**Your objective:**
Type the records out again in full, exactly.

**Dataset extract:**
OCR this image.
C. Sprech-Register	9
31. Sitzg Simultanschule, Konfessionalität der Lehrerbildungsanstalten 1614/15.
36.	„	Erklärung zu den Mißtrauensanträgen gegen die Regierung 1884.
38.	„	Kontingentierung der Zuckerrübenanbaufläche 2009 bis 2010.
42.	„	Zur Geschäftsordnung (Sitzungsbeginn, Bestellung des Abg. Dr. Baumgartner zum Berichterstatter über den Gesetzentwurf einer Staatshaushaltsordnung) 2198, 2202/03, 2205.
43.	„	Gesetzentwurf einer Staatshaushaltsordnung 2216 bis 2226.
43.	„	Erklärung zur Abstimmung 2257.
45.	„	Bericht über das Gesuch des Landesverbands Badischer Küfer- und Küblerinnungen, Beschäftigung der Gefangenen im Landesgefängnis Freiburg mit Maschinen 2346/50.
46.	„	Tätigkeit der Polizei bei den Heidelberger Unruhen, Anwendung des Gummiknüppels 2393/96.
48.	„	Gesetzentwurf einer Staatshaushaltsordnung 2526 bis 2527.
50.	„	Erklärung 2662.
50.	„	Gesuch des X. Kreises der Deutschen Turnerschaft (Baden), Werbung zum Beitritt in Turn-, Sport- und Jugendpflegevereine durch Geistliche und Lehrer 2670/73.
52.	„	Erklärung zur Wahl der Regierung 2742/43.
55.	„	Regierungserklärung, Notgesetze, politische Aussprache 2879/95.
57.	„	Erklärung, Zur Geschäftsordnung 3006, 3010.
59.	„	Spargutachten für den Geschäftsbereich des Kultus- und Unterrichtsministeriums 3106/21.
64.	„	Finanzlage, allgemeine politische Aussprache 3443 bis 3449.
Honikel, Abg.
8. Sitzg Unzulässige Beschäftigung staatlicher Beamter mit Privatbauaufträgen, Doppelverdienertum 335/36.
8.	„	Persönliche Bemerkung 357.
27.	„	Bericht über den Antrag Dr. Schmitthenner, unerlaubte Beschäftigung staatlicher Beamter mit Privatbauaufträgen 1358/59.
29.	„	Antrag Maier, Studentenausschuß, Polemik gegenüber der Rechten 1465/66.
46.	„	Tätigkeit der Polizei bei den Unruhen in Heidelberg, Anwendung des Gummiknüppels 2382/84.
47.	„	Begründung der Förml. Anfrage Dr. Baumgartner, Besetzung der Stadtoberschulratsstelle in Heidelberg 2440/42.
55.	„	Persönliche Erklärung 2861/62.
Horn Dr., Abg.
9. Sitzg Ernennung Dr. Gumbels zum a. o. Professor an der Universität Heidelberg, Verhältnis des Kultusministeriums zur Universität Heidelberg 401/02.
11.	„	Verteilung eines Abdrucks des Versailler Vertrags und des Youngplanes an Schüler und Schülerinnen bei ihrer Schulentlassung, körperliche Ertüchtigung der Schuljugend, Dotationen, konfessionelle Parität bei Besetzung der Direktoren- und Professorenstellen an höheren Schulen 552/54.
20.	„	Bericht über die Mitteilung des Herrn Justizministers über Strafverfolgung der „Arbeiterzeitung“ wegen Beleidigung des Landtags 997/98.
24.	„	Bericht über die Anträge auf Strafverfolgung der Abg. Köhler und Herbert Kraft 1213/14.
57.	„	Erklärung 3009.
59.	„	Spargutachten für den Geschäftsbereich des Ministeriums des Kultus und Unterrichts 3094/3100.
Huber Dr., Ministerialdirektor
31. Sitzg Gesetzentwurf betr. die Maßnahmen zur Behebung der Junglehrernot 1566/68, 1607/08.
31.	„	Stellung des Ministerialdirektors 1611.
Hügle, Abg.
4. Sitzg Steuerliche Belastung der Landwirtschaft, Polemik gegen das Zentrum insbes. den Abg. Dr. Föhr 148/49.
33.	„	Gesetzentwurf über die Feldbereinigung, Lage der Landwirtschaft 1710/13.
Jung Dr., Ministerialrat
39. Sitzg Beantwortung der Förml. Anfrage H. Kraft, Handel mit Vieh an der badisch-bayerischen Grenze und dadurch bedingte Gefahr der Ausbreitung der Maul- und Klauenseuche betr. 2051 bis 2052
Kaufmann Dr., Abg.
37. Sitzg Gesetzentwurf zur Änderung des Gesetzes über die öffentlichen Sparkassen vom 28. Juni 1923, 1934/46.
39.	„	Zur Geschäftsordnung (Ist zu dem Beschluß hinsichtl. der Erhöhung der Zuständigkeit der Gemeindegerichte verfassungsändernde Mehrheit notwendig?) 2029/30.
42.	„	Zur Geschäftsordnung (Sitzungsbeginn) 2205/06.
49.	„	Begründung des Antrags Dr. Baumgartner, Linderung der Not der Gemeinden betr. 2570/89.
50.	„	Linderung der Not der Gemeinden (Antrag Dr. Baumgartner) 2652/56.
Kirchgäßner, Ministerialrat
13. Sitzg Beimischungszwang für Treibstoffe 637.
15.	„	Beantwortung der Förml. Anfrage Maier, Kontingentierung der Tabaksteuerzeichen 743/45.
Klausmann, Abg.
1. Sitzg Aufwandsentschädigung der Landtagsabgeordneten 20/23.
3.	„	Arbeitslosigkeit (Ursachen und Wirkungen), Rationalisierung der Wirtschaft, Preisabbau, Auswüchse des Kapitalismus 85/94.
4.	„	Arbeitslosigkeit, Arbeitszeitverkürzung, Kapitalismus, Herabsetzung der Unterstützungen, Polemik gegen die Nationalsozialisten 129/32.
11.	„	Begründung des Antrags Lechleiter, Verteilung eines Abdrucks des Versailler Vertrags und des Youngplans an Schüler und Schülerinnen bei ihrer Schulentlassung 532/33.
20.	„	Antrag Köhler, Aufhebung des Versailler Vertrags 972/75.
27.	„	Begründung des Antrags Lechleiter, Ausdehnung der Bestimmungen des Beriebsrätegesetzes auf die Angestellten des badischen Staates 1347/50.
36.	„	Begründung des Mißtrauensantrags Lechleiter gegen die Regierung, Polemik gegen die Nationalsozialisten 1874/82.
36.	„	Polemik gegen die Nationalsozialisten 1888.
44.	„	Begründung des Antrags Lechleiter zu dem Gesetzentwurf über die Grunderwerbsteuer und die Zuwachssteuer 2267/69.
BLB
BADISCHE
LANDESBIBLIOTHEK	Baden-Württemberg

**Finished exercise:**
OCR this image.
C. Sprech-Register	9
31. Sitzg Simultanschule, Konfessionalität der Lehrerbildungsanstalten 1614/15.
36.	„	Erklärung zu den Mißtrauensanträgen gegen die Regierung 1884.
38.	„	Kontingentierung der Zuckerrübenanbaufläche 2009 bis 2010.
42.	„	Zur Geschäftsordnung (Sitzungsbeginn, Bestellung des Abg. Dr. Baumgartner zum Berichterstatter über den Gesetzentwurf einer Staatshaushaltsordnung) 2198, 2202/03, 2205.
43.	„	Gesetzentwurf einer Staatshaushaltsordnung 2216 bis 2226.
43.	„	Erklärung zur Abstimmung 2257.
45.	„	Bericht über das Gesuch des Landesverbands Badischer Küfer- und Küblerinnungen, Beschäftigung der Gefangenen im Landesgefängnis Freiburg mit Maschinen 2346/50.
46.	„	Tätigkeit der Polizei bei den Heidelberger Unruhen, Anwendung des Gummiknüppels 2393/96.
48.	„	Gesetzentwurf einer Staatshaushaltsordnung 2526 bis 2527.
50.	„	Erklärung 2662.
50.	„	Gesuch des X. Kreises der Deutschen Turnerschaft (Baden), Werbung zum Beitritt in Turn-, Sport- und Jugendpflegevereine durch Geistliche und Lehrer 2670/73.
52.	„	Erklärung zur Wahl der Regierung 2742/43.
55.	„	Regierungserklärung, Notgesetze, politische Aussprache 2879/95.
57.	„	Erklärung, Zur Geschäftsordnung 3006, 3010.
59.	„	Spargutachten für den Geschäftsbereich des Kultus- und Unterrichtsministeriums 3106/21.
64.	„	Finanzlage, allgemeine politische Aussprache 3443 bis 3449.
Honikel, Abg.
8. Sitzg Unzulässige Beschäftigung staatlicher Beamter mit Privatbauaufträgen, Doppelverdienertum 335/36.
8.	„	Persönliche Bemerkung 357.
27.	„	Bericht über den Antrag Dr. Schmitthenner, unerlaubte Beschäftigung staatlicher Beamter mit Privatbauaufträgen 1358/59.
29.	„	Antrag Maier, Studentenausschuß, Polemik gegenüber der Rechten 1465/66.
46.	„	Tätigkeit der Polizei bei den Unruhen in Heidelberg, Anwendung des Gummiknüppels 2382/84.
47.	„	Begründung der Förml. Anfrage Dr. Baumgartner, Besetzung der Stadtoberschulratsstelle in Heidelberg 2440/42.
55.	„	Persönliche Erklärung 2861/62.
Horn Dr., Abg.
9. Sitzg Ernennung Dr. Gumbels zum a. o. Professor an der Universität Heidelberg, Verhältnis des Kultusministeriums zur Universität Heidelberg 401/02.
11.	„	Verteilung eines Abdrucks des Versailler Vertrags und des Youngplanes an Schüler und Schülerinnen bei ihrer Schulentlassung, körperliche Ertüchtigung der Schuljugend, Dotationen, konfessionelle Parität bei Besetzung der Direktoren- und Professorenstellen an höheren Schulen 552/54.
20.	„	Bericht über die Mitteilung des Herrn Justizministers über Strafverfolgung der „Arbeiterzeitung“ wegen Beleidigung des Landtags 997/98.
24.	„	Bericht über die Anträge auf Strafverfolgung der Abg. Köhler und Herbert Kraft 1213/14.
57.	„	Erklärung 3009.
59.	„	Spargutachten für den Geschäftsbereich des Ministeriums des Kultus und Unterrichts 3094/3100.
Huber Dr., Ministerialdirektor
31. Sitzg Gesetzentwurf betr. die Maßnahmen zur Behebung der Junglehrernot 1566/68, 1607/08.
31.	„	Stellung des Ministerialdirektors 1611.
Hügle, Abg.
4. Sitzg Steuerliche Belastung der Landwirtschaft, Polemik gegen das Zentrum insbes. den Abg. Dr. Föhr 148/49.
33.	„	Gesetzentwurf über die Feldbereinigung, Lage der Landwirtschaft 1710/13.
Jung Dr., Ministerialrat
39. Sitzg Beantwortung der Förml. Anfrage H. Kraft, Handel mit Vieh an der badisch-bayerischen Grenze und dadurch bedingte Gefahr der Ausbreitung der Maul- und Klauenseuche betr. 2051 bis 2052
Kaufmann Dr., Abg.
37. Sitzg Gesetzentwurf zur Änderung des Gesetzes über die öffentlichen Sparkassen vom 28. Juni 1923, 1934/46.
39.	„	Zur Geschäftsordnung (Ist zu dem Beschluß hinsichtl. der Erhöhung der Zuständigkeit der Gemeindegerichte verfassungsändernde Mehrheit notwendig?) 2029/30.
42.	„	Zur Geschäftsordnung (Sitzungsbeginn) 2205/06.
49.	„	Begründung des Antrags Dr. Baumgartner, Linderung der Not der Gemeinden betr. 2570/89.
50.	„	Linderung der Not der Gemeinden (Antrag Dr. Baumgartner) 2652/56.
Kirchgäßner, Ministerialrat
13. Sitzg Beimischungszwang für Treibstoffe 637.
15.	„	Beantwortung der Förml. Anfrage Maier, Kontingentierung der Tabaksteuerzeichen 743/45.
Klausmann, Abg.
1. Sitzg Aufwandsentschädigung der Landtagsabgeordneten 20/23.
3.	„	Arbeitslosigkeit (Ursachen und Wirkungen), Rationalisierung der Wirtschaft, Preisabbau, Auswüchse des Kapitalismus 85/94.
4.	„	Arbeitslosigkeit, Arbeitszeitverkürzung, Kapitalismus, Herabsetzung der Unterstützungen, Polemik gegen die Nationalsozialisten 129/32.
11.	„	Begründung des Antrags Lechleiter, Verteilung eines Abdrucks des Versailler Vertrags und des Youngplans an Schüler und Schülerinnen bei ihrer Schulentlassung 532/33.
20.	„	Antrag Köhler, Aufhebung des Versailler Vertrags 972/75.
27.	„	Begründung des Antrags Lechleiter, Ausdehnung der Bestimmungen des Beriebsrätegesetzes auf die Angestellten des badischen Staates 1347/50.
36.	„	Begründung des Mißtrauensantrags Lechleiter gegen die Regierung, Polemik gegen die Nationalsozialisten 1874/82.
36.	„	Polemik gegen die Nationalsozialisten 1888.
44.	„	Begründung des Antrags Lechleiter zu dem Gesetzentwurf über die Grunderwerbsteuer und die Zuwachssteuer 2267/69.
BLB
BADISCHE
LANDESBIBLIOTHEK	Baden-Württemberg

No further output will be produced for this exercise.